Entries taken from a collection
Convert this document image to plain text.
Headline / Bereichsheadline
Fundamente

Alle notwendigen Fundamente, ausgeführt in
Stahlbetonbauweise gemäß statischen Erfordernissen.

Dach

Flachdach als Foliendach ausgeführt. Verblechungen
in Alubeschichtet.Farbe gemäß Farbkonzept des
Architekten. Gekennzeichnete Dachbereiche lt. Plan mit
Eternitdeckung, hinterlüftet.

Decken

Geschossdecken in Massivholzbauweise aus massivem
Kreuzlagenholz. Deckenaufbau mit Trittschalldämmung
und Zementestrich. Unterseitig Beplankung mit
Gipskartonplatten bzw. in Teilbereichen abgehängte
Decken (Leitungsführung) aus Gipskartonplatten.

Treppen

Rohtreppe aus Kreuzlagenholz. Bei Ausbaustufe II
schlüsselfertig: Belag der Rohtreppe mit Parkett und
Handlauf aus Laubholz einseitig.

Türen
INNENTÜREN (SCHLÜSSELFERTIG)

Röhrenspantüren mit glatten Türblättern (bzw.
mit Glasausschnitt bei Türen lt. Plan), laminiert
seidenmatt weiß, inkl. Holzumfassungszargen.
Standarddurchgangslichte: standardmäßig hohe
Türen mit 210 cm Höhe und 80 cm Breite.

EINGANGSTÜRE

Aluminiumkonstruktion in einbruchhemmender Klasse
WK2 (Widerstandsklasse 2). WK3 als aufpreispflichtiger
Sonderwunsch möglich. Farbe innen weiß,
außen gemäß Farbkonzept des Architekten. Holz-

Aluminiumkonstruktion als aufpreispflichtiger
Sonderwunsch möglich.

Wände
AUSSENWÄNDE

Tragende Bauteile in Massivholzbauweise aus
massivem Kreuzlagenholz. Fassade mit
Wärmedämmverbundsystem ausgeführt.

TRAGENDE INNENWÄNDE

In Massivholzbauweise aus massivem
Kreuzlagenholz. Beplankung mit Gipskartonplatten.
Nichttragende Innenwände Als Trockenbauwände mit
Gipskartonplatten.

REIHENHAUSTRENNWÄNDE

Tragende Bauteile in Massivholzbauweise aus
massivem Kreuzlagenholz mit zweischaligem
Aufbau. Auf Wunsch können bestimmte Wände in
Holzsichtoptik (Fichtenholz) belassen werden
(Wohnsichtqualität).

Prompt
Pull out each record as written and restate it exactly.

Output for this exercise
Convert this document image to plain text.
Headline / Bereichsheadline
Fundamente

Alle notwendigen Fundamente, ausgeführt in
Stahlbetonbauweise gemäß statischen Erfordernissen.

Dach

Flachdach als Foliendach ausgeführt. Verblechungen
in Alubeschichtet.Farbe gemäß Farbkonzept des
Architekten. Gekennzeichnete Dachbereiche lt. Plan mit
Eternitdeckung, hinterlüftet.

Decken

Geschossdecken in Massivholzbauweise aus massivem
Kreuzlagenholz. Deckenaufbau mit Trittschalldämmung
und Zementestrich. Unterseitig Beplankung mit
Gipskartonplatten bzw. in Teilbereichen abgehängte
Decken (Leitungsführung) aus Gipskartonplatten.

Treppen

Rohtreppe aus Kreuzlagenholz. Bei Ausbaustufe II
schlüsselfertig: Belag der Rohtreppe mit Parkett und
Handlauf aus Laubholz einseitig.

Türen
INNENTÜREN (SCHLÜSSELFERTIG)

Röhrenspantüren mit glatten Türblättern (bzw.
mit Glasausschnitt bei Türen lt. Plan), laminiert
seidenmatt weiß, inkl. Holzumfassungszargen.
Standarddurchgangslichte: standardmäßig hohe
Türen mit 210 cm Höhe und 80 cm Breite.

EINGANGSTÜRE

Aluminiumkonstruktion in einbruchhemmender Klasse
WK2 (Widerstandsklasse 2). WK3 als aufpreispflichtiger
Sonderwunsch möglich. Farbe innen weiß,
außen gemäß Farbkonzept des Architekten. Holz-

Aluminiumkonstruktion als aufpreispflichtiger
Sonderwunsch möglich.

Wände
AUSSENWÄNDE

Tragende Bauteile in Massivholzbauweise aus
massivem Kreuzlagenholz. Fassade mit
Wärmedämmverbundsystem ausgeführt.

TRAGENDE INNENWÄNDE

In Massivholzbauweise aus massivem
Kreuzlagenholz. Beplankung mit Gipskartonplatten.
Nichttragende Innenwände Als Trockenbauwände mit
Gipskartonplatten.

REIHENHAUSTRENNWÄNDE

Tragende Bauteile in Massivholzbauweise aus
massivem Kreuzlagenholz mit zweischaligem
Aufbau. Auf Wunsch können bestimmte Wände in
Holzsichtoptik (Fichtenholz) belassen werden
(Wohnsichtqualität).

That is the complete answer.